--- START OF Input ---

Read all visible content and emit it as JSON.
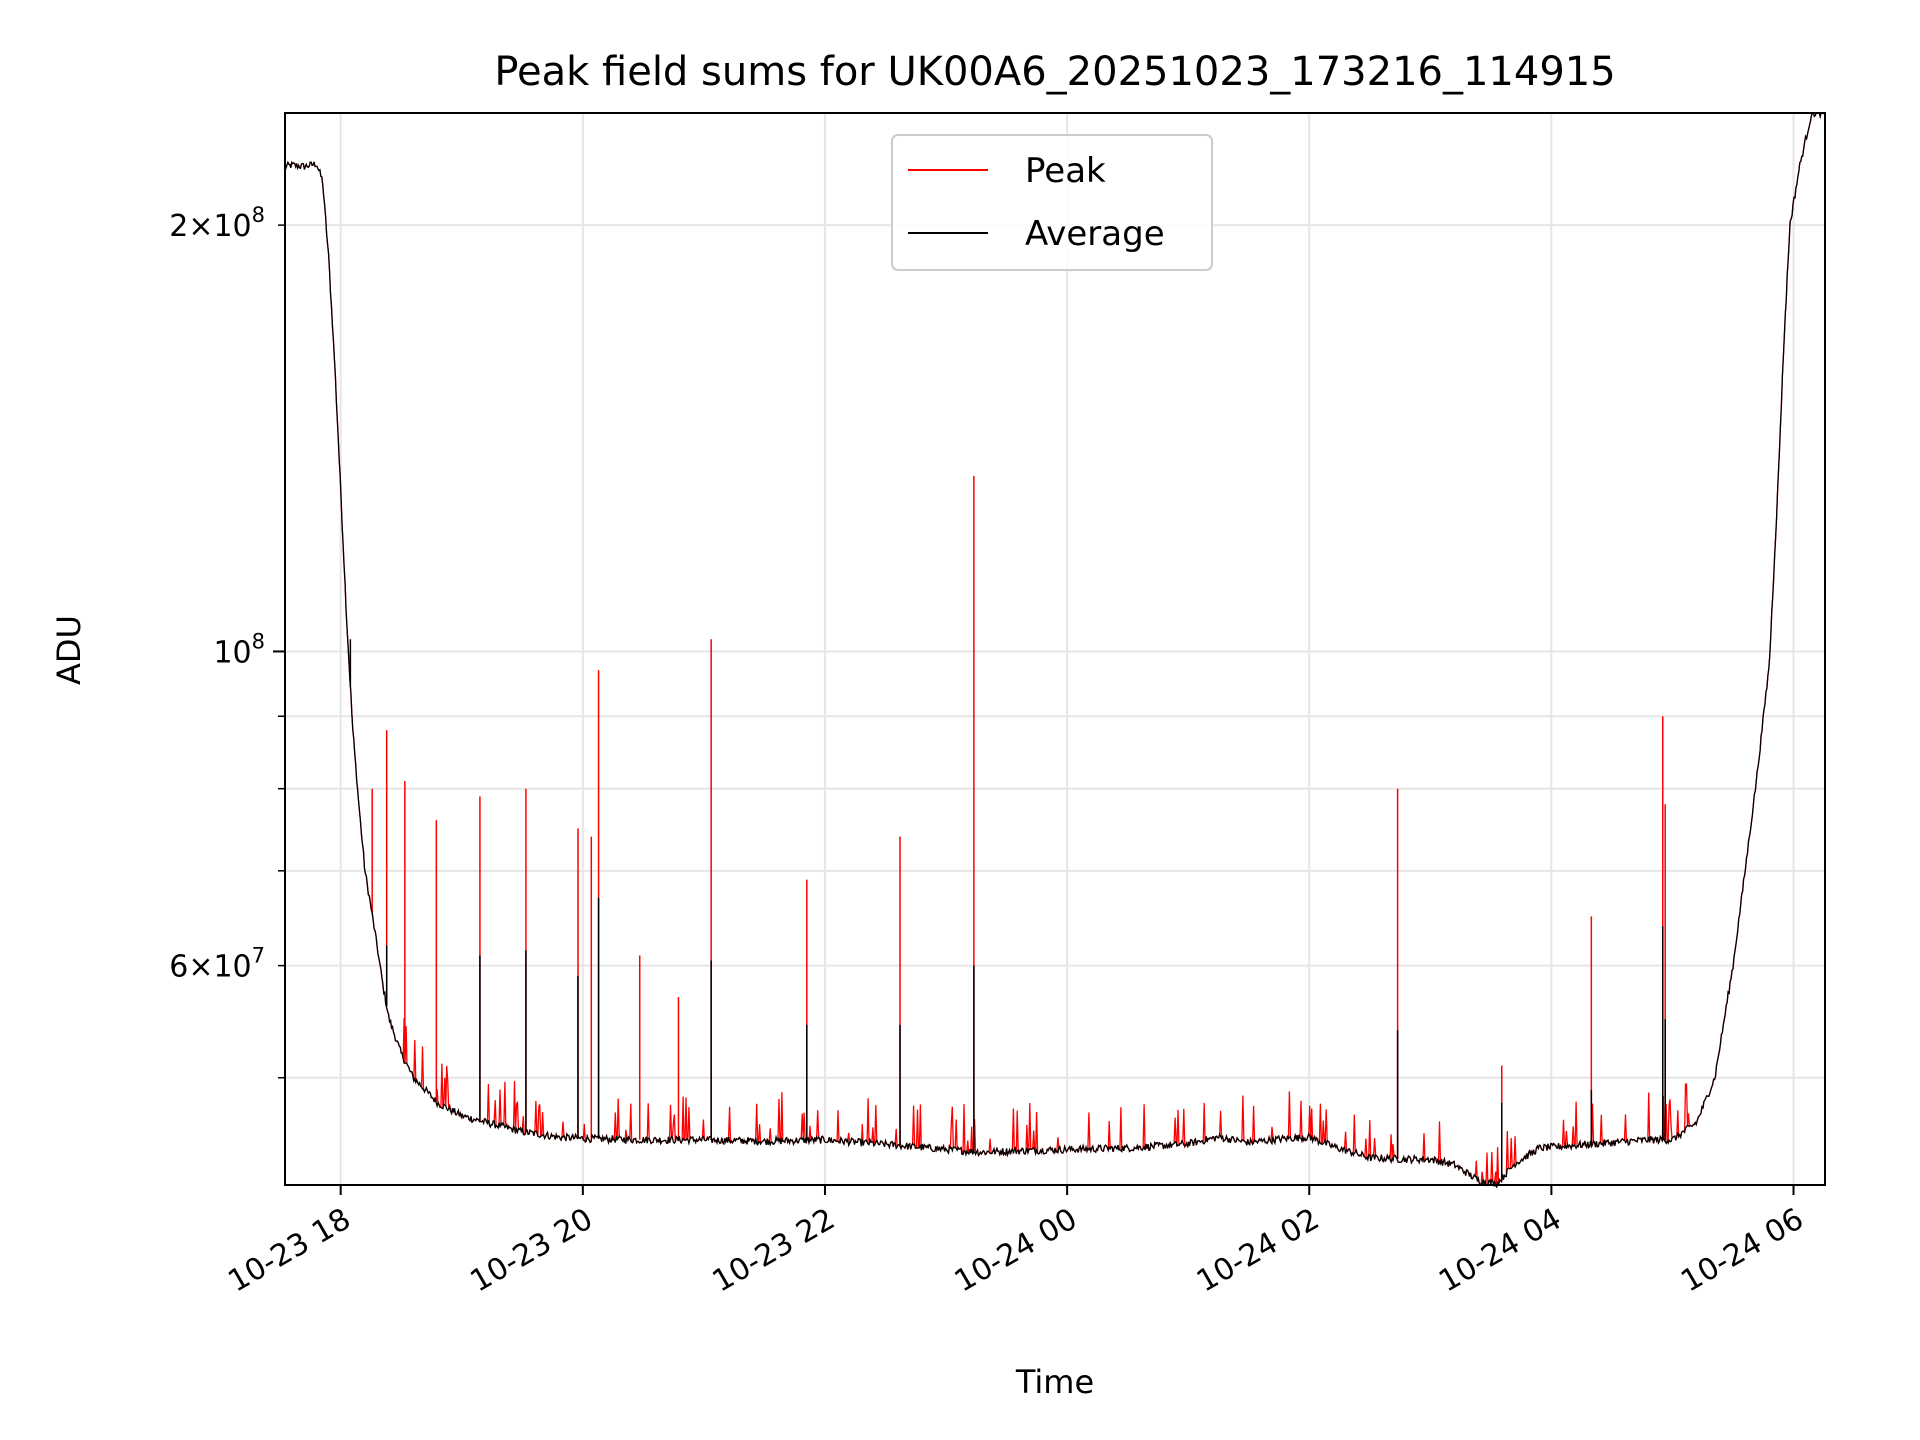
{
  "chart_data": {
    "type": "line",
    "title": "Peak field sums for UK00A6_20251023_173216_114915",
    "xlabel": "Time",
    "ylabel": "ADU",
    "yscale": "log",
    "ylim": [
      42000000,
      240000000
    ],
    "xlim_hours": [
      -0.46,
      12.26
    ],
    "grid": true,
    "legend_position": "top-center",
    "x_ticks": [
      {
        "value": 0,
        "label": "10-23 18"
      },
      {
        "value": 2,
        "label": "10-23 20"
      },
      {
        "value": 4,
        "label": "10-23 22"
      },
      {
        "value": 6,
        "label": "10-24 00"
      },
      {
        "value": 8,
        "label": "10-24 02"
      },
      {
        "value": 10,
        "label": "10-24 04"
      },
      {
        "value": 12,
        "label": "10-24 06"
      }
    ],
    "y_major_ticks": [
      {
        "value": 100000000,
        "base": "10",
        "exp": "8"
      }
    ],
    "y_minor_labeled_ticks": [
      {
        "value": 200000000,
        "mant": "2",
        "exp": "8"
      },
      {
        "value": 60000000,
        "mant": "6",
        "exp": "7"
      }
    ],
    "y_minor_unlabeled_ticks": [
      50000000,
      70000000,
      80000000,
      90000000
    ],
    "series": [
      {
        "name": "Peak",
        "color": "#ff0000",
        "spikes": [
          {
            "t": 0.26,
            "v": 80000000
          },
          {
            "t": 0.38,
            "v": 88000000
          },
          {
            "t": 0.53,
            "v": 81000000
          },
          {
            "t": 0.79,
            "v": 76000000
          },
          {
            "t": 1.15,
            "v": 79000000
          },
          {
            "t": 1.53,
            "v": 80000000
          },
          {
            "t": 1.96,
            "v": 75000000
          },
          {
            "t": 2.07,
            "v": 74000000
          },
          {
            "t": 2.13,
            "v": 97000000
          },
          {
            "t": 2.47,
            "v": 61000000
          },
          {
            "t": 2.79,
            "v": 57000000
          },
          {
            "t": 3.06,
            "v": 102000000
          },
          {
            "t": 3.85,
            "v": 69000000
          },
          {
            "t": 4.62,
            "v": 74000000
          },
          {
            "t": 5.23,
            "v": 133000000
          },
          {
            "t": 8.73,
            "v": 80000000
          },
          {
            "t": 9.59,
            "v": 51000000
          },
          {
            "t": 10.33,
            "v": 65000000
          },
          {
            "t": 10.92,
            "v": 90000000
          },
          {
            "t": 10.94,
            "v": 78000000
          }
        ]
      },
      {
        "name": "Average",
        "color": "#000000",
        "points": [
          [
            -0.46,
            220000000
          ],
          [
            -0.4,
            220500000
          ],
          [
            -0.3,
            220000000
          ],
          [
            -0.2,
            221000000
          ],
          [
            -0.15,
            215000000
          ],
          [
            -0.1,
            190000000
          ],
          [
            -0.05,
            160000000
          ],
          [
            0,
            130000000
          ],
          [
            0.05,
            105000000
          ],
          [
            0.1,
            88000000
          ],
          [
            0.15,
            78000000
          ],
          [
            0.2,
            70000000
          ],
          [
            0.25,
            66000000
          ],
          [
            0.3,
            62000000
          ],
          [
            0.35,
            58000000
          ],
          [
            0.4,
            55000000
          ],
          [
            0.5,
            52000000
          ],
          [
            0.6,
            50000000
          ],
          [
            0.7,
            49000000
          ],
          [
            0.8,
            48000000
          ],
          [
            1.0,
            47000000
          ],
          [
            1.2,
            46500000
          ],
          [
            1.5,
            45800000
          ],
          [
            1.8,
            45400000
          ],
          [
            2.0,
            45300000
          ],
          [
            2.5,
            45200000
          ],
          [
            3.0,
            45200000
          ],
          [
            3.5,
            45100000
          ],
          [
            4.0,
            45200000
          ],
          [
            4.3,
            45000000
          ],
          [
            4.6,
            44800000
          ],
          [
            5.0,
            44500000
          ],
          [
            5.3,
            44300000
          ],
          [
            5.6,
            44400000
          ],
          [
            6.0,
            44500000
          ],
          [
            6.5,
            44600000
          ],
          [
            7.0,
            44900000
          ],
          [
            7.25,
            45400000
          ],
          [
            7.5,
            45000000
          ],
          [
            7.8,
            45300000
          ],
          [
            8.0,
            45400000
          ],
          [
            8.2,
            44700000
          ],
          [
            8.5,
            43900000
          ],
          [
            8.8,
            43800000
          ],
          [
            9.0,
            43800000
          ],
          [
            9.2,
            43400000
          ],
          [
            9.4,
            42300000
          ],
          [
            9.55,
            42100000
          ],
          [
            9.7,
            43500000
          ],
          [
            9.9,
            44600000
          ],
          [
            10.2,
            44800000
          ],
          [
            10.5,
            45000000
          ],
          [
            10.8,
            45200000
          ],
          [
            11.0,
            45200000
          ],
          [
            11.2,
            46500000
          ],
          [
            11.35,
            50000000
          ],
          [
            11.5,
            60000000
          ],
          [
            11.6,
            70000000
          ],
          [
            11.7,
            82000000
          ],
          [
            11.8,
            98000000
          ],
          [
            11.87,
            130000000
          ],
          [
            11.92,
            165000000
          ],
          [
            11.97,
            200000000
          ],
          [
            12.05,
            220000000
          ],
          [
            12.15,
            240000000
          ]
        ],
        "spikes": [
          {
            "t": 0.08,
            "v": 102000000
          },
          {
            "t": 0.38,
            "v": 62000000
          },
          {
            "t": 1.15,
            "v": 61000000
          },
          {
            "t": 1.53,
            "v": 61500000
          },
          {
            "t": 1.96,
            "v": 59000000
          },
          {
            "t": 2.13,
            "v": 67000000
          },
          {
            "t": 3.06,
            "v": 60500000
          },
          {
            "t": 3.85,
            "v": 54500000
          },
          {
            "t": 4.62,
            "v": 54500000
          },
          {
            "t": 5.23,
            "v": 60000000
          },
          {
            "t": 8.73,
            "v": 54000000
          },
          {
            "t": 9.59,
            "v": 48000000
          },
          {
            "t": 10.33,
            "v": 49000000
          },
          {
            "t": 10.92,
            "v": 64000000
          },
          {
            "t": 10.94,
            "v": 55000000
          }
        ]
      }
    ]
  }
}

--- END OF Input ---

Transcribe the listing in full and omit the pictures.

Read all visible content and emit it as JSON.
{
  "chart_data": {
    "type": "line",
    "title": "Peak field sums for UK00A6_20251023_173216_114915",
    "xlabel": "Time",
    "ylabel": "ADU",
    "yscale": "log",
    "ylim": [
      42000000,
      240000000
    ],
    "xlim_hours": [
      -0.46,
      12.26
    ],
    "grid": true,
    "legend_position": "top-center",
    "x_ticks": [
      {
        "value": 0,
        "label": "10-23 18"
      },
      {
        "value": 2,
        "label": "10-23 20"
      },
      {
        "value": 4,
        "label": "10-23 22"
      },
      {
        "value": 6,
        "label": "10-24 00"
      },
      {
        "value": 8,
        "label": "10-24 02"
      },
      {
        "value": 10,
        "label": "10-24 04"
      },
      {
        "value": 12,
        "label": "10-24 06"
      }
    ],
    "y_major_ticks": [
      {
        "value": 100000000,
        "base": "10",
        "exp": "8"
      }
    ],
    "y_minor_labeled_ticks": [
      {
        "value": 200000000,
        "mant": "2",
        "exp": "8"
      },
      {
        "value": 60000000,
        "mant": "6",
        "exp": "7"
      }
    ],
    "y_minor_unlabeled_ticks": [
      50000000,
      70000000,
      80000000,
      90000000
    ],
    "series": [
      {
        "name": "Peak",
        "color": "#ff0000",
        "spikes": [
          {
            "t": 0.26,
            "v": 80000000
          },
          {
            "t": 0.38,
            "v": 88000000
          },
          {
            "t": 0.53,
            "v": 81000000
          },
          {
            "t": 0.79,
            "v": 76000000
          },
          {
            "t": 1.15,
            "v": 79000000
          },
          {
            "t": 1.53,
            "v": 80000000
          },
          {
            "t": 1.96,
            "v": 75000000
          },
          {
            "t": 2.07,
            "v": 74000000
          },
          {
            "t": 2.13,
            "v": 97000000
          },
          {
            "t": 2.47,
            "v": 61000000
          },
          {
            "t": 2.79,
            "v": 57000000
          },
          {
            "t": 3.06,
            "v": 102000000
          },
          {
            "t": 3.85,
            "v": 69000000
          },
          {
            "t": 4.62,
            "v": 74000000
          },
          {
            "t": 5.23,
            "v": 133000000
          },
          {
            "t": 8.73,
            "v": 80000000
          },
          {
            "t": 9.59,
            "v": 51000000
          },
          {
            "t": 10.33,
            "v": 65000000
          },
          {
            "t": 10.92,
            "v": 90000000
          },
          {
            "t": 10.94,
            "v": 78000000
          }
        ]
      },
      {
        "name": "Average",
        "color": "#000000",
        "points": [
          [
            -0.46,
            220000000
          ],
          [
            -0.4,
            220500000
          ],
          [
            -0.3,
            220000000
          ],
          [
            -0.2,
            221000000
          ],
          [
            -0.15,
            215000000
          ],
          [
            -0.1,
            190000000
          ],
          [
            -0.05,
            160000000
          ],
          [
            0,
            130000000
          ],
          [
            0.05,
            105000000
          ],
          [
            0.1,
            88000000
          ],
          [
            0.15,
            78000000
          ],
          [
            0.2,
            70000000
          ],
          [
            0.25,
            66000000
          ],
          [
            0.3,
            62000000
          ],
          [
            0.35,
            58000000
          ],
          [
            0.4,
            55000000
          ],
          [
            0.5,
            52000000
          ],
          [
            0.6,
            50000000
          ],
          [
            0.7,
            49000000
          ],
          [
            0.8,
            48000000
          ],
          [
            1.0,
            47000000
          ],
          [
            1.2,
            46500000
          ],
          [
            1.5,
            45800000
          ],
          [
            1.8,
            45400000
          ],
          [
            2.0,
            45300000
          ],
          [
            2.5,
            45200000
          ],
          [
            3.0,
            45200000
          ],
          [
            3.5,
            45100000
          ],
          [
            4.0,
            45200000
          ],
          [
            4.3,
            45000000
          ],
          [
            4.6,
            44800000
          ],
          [
            5.0,
            44500000
          ],
          [
            5.3,
            44300000
          ],
          [
            5.6,
            44400000
          ],
          [
            6.0,
            44500000
          ],
          [
            6.5,
            44600000
          ],
          [
            7.0,
            44900000
          ],
          [
            7.25,
            45400000
          ],
          [
            7.5,
            45000000
          ],
          [
            7.8,
            45300000
          ],
          [
            8.0,
            45400000
          ],
          [
            8.2,
            44700000
          ],
          [
            8.5,
            43900000
          ],
          [
            8.8,
            43800000
          ],
          [
            9.0,
            43800000
          ],
          [
            9.2,
            43400000
          ],
          [
            9.4,
            42300000
          ],
          [
            9.55,
            42100000
          ],
          [
            9.7,
            43500000
          ],
          [
            9.9,
            44600000
          ],
          [
            10.2,
            44800000
          ],
          [
            10.5,
            45000000
          ],
          [
            10.8,
            45200000
          ],
          [
            11.0,
            45200000
          ],
          [
            11.2,
            46500000
          ],
          [
            11.35,
            50000000
          ],
          [
            11.5,
            60000000
          ],
          [
            11.6,
            70000000
          ],
          [
            11.7,
            82000000
          ],
          [
            11.8,
            98000000
          ],
          [
            11.87,
            130000000
          ],
          [
            11.92,
            165000000
          ],
          [
            11.97,
            200000000
          ],
          [
            12.05,
            220000000
          ],
          [
            12.15,
            240000000
          ]
        ],
        "spikes": [
          {
            "t": 0.08,
            "v": 102000000
          },
          {
            "t": 0.38,
            "v": 62000000
          },
          {
            "t": 1.15,
            "v": 61000000
          },
          {
            "t": 1.53,
            "v": 61500000
          },
          {
            "t": 1.96,
            "v": 59000000
          },
          {
            "t": 2.13,
            "v": 67000000
          },
          {
            "t": 3.06,
            "v": 60500000
          },
          {
            "t": 3.85,
            "v": 54500000
          },
          {
            "t": 4.62,
            "v": 54500000
          },
          {
            "t": 5.23,
            "v": 60000000
          },
          {
            "t": 8.73,
            "v": 54000000
          },
          {
            "t": 9.59,
            "v": 48000000
          },
          {
            "t": 10.33,
            "v": 49000000
          },
          {
            "t": 10.92,
            "v": 64000000
          },
          {
            "t": 10.94,
            "v": 55000000
          }
        ]
      }
    ]
  }
}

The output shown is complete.